Exercise
Count every line that includes the string "screenshot" in the entries that follow. Nothing besides the number is needed.

= = = = = = =

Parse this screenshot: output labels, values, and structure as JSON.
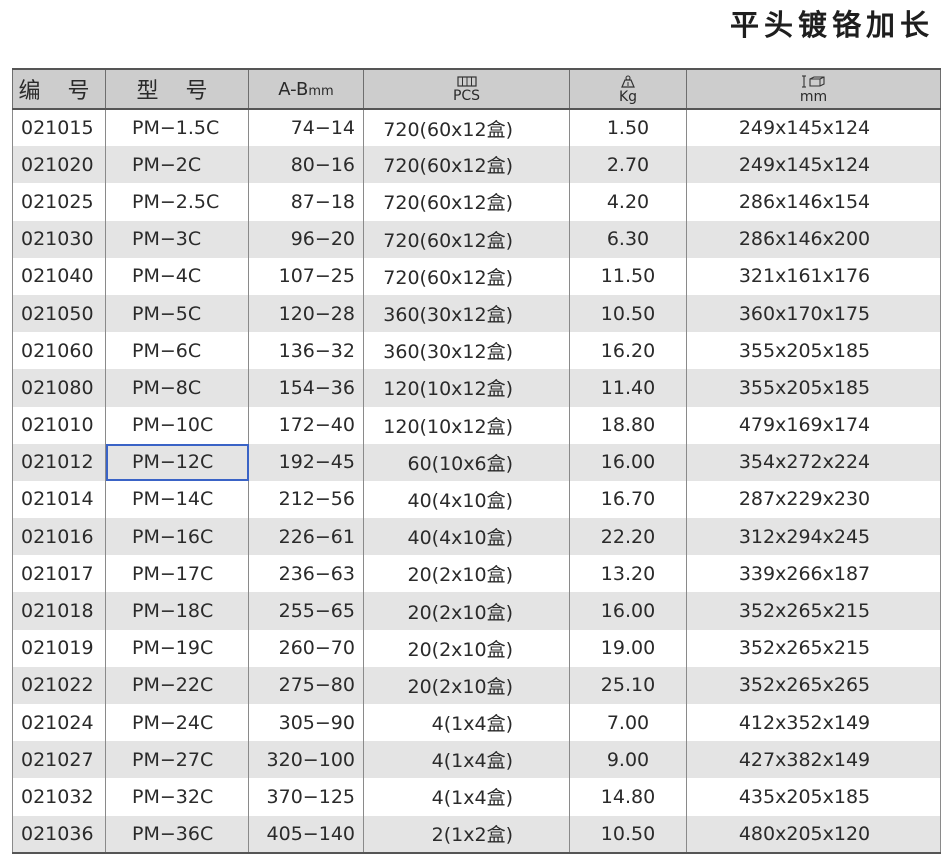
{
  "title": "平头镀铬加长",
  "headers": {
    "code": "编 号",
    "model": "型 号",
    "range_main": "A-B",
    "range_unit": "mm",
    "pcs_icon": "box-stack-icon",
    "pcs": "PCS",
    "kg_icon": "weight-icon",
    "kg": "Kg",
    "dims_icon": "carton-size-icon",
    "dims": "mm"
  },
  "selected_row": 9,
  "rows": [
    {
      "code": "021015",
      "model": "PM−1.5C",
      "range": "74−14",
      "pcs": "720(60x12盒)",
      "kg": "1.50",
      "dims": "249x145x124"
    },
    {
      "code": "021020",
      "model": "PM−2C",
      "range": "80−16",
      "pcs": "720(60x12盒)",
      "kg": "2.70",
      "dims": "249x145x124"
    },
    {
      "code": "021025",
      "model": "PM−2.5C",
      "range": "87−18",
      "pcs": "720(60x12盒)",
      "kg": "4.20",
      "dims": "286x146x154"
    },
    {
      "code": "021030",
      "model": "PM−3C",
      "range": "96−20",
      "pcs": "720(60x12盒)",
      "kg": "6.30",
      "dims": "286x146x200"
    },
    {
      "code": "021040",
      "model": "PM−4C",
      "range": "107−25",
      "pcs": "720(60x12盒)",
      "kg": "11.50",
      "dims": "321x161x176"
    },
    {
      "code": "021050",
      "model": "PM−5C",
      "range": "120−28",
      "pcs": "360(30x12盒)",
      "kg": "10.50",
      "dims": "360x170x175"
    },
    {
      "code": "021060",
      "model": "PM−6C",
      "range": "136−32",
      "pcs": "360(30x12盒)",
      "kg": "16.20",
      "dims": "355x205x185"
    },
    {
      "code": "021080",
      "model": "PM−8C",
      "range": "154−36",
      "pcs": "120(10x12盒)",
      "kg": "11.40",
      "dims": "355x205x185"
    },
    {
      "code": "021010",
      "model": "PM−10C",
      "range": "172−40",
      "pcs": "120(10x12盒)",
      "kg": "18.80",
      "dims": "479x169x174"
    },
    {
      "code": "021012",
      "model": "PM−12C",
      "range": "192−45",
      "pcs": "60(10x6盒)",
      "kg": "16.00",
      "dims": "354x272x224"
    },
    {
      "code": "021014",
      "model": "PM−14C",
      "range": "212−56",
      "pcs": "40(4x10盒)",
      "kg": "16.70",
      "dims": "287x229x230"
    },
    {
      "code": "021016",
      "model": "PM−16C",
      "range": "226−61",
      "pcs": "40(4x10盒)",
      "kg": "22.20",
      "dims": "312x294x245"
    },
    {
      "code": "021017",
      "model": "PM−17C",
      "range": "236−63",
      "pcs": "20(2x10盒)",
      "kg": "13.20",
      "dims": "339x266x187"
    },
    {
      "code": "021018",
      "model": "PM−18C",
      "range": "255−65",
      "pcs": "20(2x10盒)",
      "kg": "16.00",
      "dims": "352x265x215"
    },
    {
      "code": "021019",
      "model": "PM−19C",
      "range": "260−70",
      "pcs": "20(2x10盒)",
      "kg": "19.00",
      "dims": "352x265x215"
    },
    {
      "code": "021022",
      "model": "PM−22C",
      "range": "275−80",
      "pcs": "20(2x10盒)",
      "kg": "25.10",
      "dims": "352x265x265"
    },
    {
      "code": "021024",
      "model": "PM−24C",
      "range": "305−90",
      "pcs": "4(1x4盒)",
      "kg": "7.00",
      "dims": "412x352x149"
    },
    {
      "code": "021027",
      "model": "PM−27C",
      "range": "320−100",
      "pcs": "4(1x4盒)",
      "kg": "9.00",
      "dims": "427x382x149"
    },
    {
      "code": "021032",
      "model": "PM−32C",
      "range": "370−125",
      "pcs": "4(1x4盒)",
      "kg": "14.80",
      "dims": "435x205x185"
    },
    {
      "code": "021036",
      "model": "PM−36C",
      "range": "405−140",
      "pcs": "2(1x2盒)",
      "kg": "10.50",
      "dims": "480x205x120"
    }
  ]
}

= = = = = = =

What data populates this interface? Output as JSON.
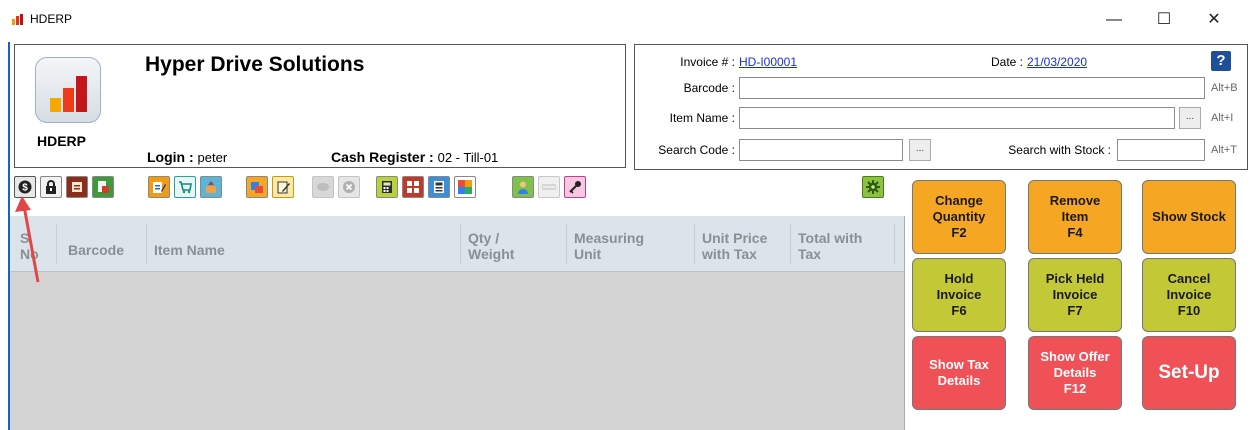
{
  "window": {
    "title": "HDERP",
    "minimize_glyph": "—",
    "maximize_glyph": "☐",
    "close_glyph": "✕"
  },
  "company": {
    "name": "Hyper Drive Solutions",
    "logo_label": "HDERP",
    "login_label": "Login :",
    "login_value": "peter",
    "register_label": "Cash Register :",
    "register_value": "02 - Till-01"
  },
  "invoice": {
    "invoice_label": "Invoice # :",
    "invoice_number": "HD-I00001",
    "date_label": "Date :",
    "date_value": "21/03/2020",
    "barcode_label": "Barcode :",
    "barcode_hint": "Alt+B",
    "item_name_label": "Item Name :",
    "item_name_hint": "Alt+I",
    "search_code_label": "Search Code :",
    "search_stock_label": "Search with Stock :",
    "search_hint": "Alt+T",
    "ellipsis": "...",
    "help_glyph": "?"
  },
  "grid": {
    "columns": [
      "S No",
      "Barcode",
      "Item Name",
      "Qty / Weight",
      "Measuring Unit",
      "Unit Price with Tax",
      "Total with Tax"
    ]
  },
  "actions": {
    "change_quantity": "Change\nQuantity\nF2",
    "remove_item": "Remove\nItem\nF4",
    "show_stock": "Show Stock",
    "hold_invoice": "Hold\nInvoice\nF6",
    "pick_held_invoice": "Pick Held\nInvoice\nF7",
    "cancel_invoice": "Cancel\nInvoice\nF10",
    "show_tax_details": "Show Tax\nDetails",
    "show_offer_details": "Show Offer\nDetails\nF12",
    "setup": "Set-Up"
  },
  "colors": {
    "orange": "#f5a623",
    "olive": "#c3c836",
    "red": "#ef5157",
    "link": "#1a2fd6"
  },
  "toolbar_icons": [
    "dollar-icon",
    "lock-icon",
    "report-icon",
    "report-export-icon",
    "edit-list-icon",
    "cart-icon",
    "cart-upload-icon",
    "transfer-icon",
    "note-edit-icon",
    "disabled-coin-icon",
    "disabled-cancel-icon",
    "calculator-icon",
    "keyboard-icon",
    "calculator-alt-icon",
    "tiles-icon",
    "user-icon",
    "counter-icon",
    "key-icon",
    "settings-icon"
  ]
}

= = = = = = =

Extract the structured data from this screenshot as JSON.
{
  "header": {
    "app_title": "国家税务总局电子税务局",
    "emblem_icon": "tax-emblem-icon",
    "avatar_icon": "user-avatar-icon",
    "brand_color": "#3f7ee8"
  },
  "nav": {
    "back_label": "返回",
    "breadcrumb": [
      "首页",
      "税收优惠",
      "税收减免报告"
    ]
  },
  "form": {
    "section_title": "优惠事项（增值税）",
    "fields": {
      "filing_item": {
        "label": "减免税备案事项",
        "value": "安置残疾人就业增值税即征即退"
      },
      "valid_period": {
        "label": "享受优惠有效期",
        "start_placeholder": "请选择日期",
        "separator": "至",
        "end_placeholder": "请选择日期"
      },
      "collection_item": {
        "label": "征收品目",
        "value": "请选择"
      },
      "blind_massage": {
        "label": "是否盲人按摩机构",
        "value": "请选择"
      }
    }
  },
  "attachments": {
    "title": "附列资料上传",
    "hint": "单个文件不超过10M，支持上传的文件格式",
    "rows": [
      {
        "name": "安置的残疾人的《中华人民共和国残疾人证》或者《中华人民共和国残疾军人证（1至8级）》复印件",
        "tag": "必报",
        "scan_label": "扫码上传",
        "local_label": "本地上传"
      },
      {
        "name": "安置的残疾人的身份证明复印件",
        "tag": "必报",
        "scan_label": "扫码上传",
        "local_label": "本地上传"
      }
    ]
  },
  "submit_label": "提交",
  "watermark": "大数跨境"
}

= = = = = = =

Written response
2